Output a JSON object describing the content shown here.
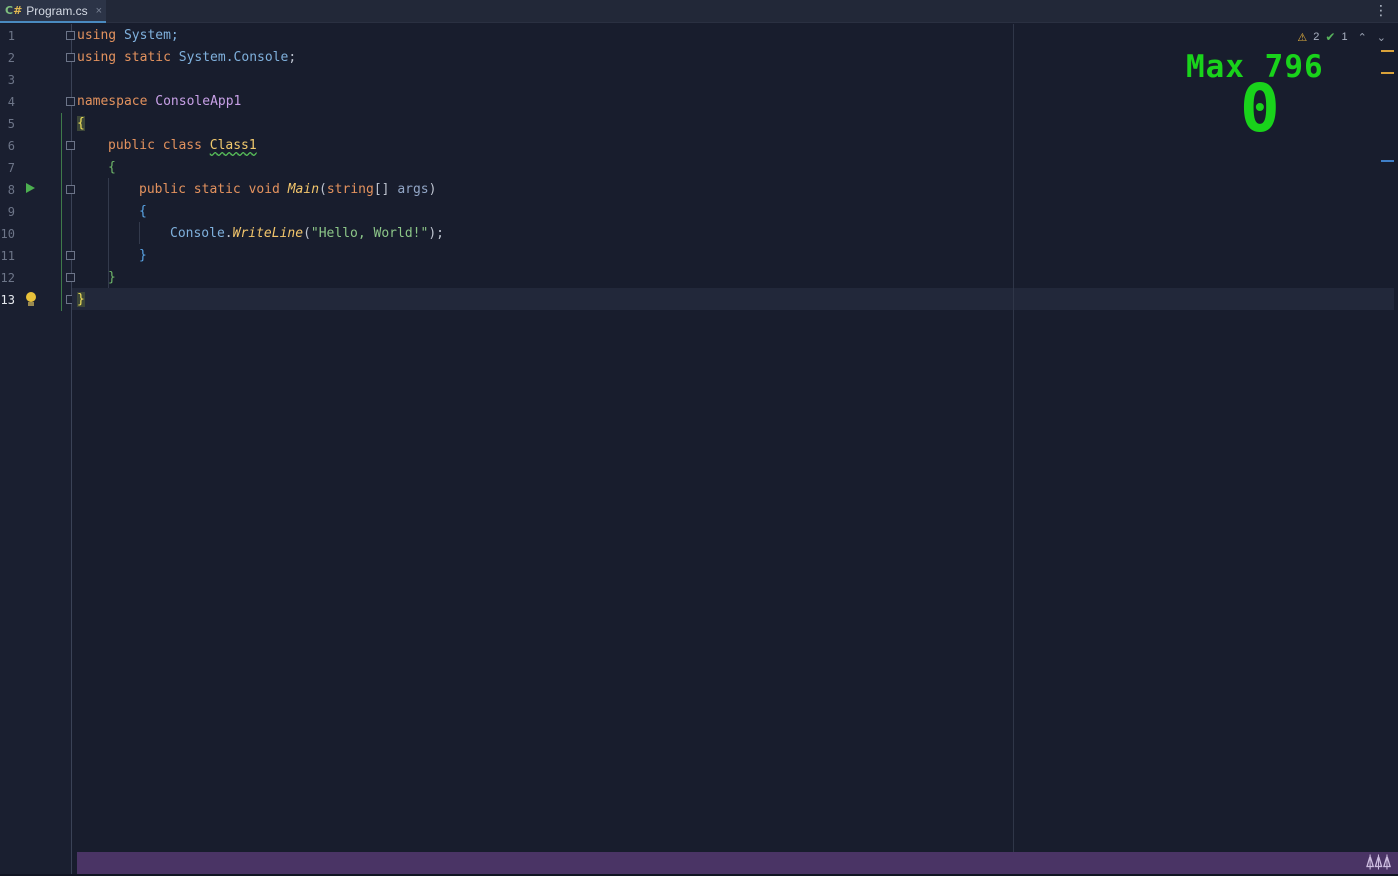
{
  "tab": {
    "lang_icon_c": "C",
    "lang_icon_hash": "#",
    "file": "Program.cs",
    "close": "×"
  },
  "menu": {
    "kebab": "⋮"
  },
  "line_numbers": [
    "1",
    "2",
    "3",
    "4",
    "5",
    "6",
    "7",
    "8",
    "9",
    "10",
    "11",
    "12",
    "13"
  ],
  "code": {
    "l1": {
      "kw": "using",
      "rest": " System;"
    },
    "l2": {
      "kw": "using static",
      "a": " System.",
      "b": "Console",
      "c": ";"
    },
    "l4": {
      "kw": "namespace",
      "ns": " ConsoleApp1"
    },
    "l5": {
      "brace": "{"
    },
    "l6": {
      "kw": "public class ",
      "cls": "Class1"
    },
    "l7": {
      "brace": "{"
    },
    "l8": {
      "kw": "public static void ",
      "meth": "Main",
      "p1": "(",
      "kw2": "string",
      "p2": "[] ",
      "prm": "args",
      "p3": ")"
    },
    "l9": {
      "brace": "{"
    },
    "l10": {
      "tp": "Console",
      "dot": ".",
      "meth": "WriteLine",
      "p1": "(",
      "str": "\"Hello, World!\"",
      "p2": ");"
    },
    "l11": {
      "brace": "}"
    },
    "l12": {
      "brace": "}"
    },
    "l13": {
      "brace": "}"
    }
  },
  "inspections": {
    "warn_icon": "⚠",
    "warn_count": "2",
    "ok_icon": "✔",
    "ok_count": "1",
    "up": "⌃",
    "down": "⌄"
  },
  "game": {
    "max_label": "Max 796",
    "score": "0"
  },
  "bottom": {
    "pixel_icon": "⍋⍋⍋"
  },
  "colors": {
    "accent": "#4a8ac0",
    "game_green": "#19d31b",
    "bottom_bar": "#4a3465"
  }
}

☆ ☆ ☆ ☆ ☆

_OBJECTIVE_. Pull every line holding "static" out of the records.

_FINISHED EXERCISE_.
      "kw": "using static",
      "kw": "public static void ",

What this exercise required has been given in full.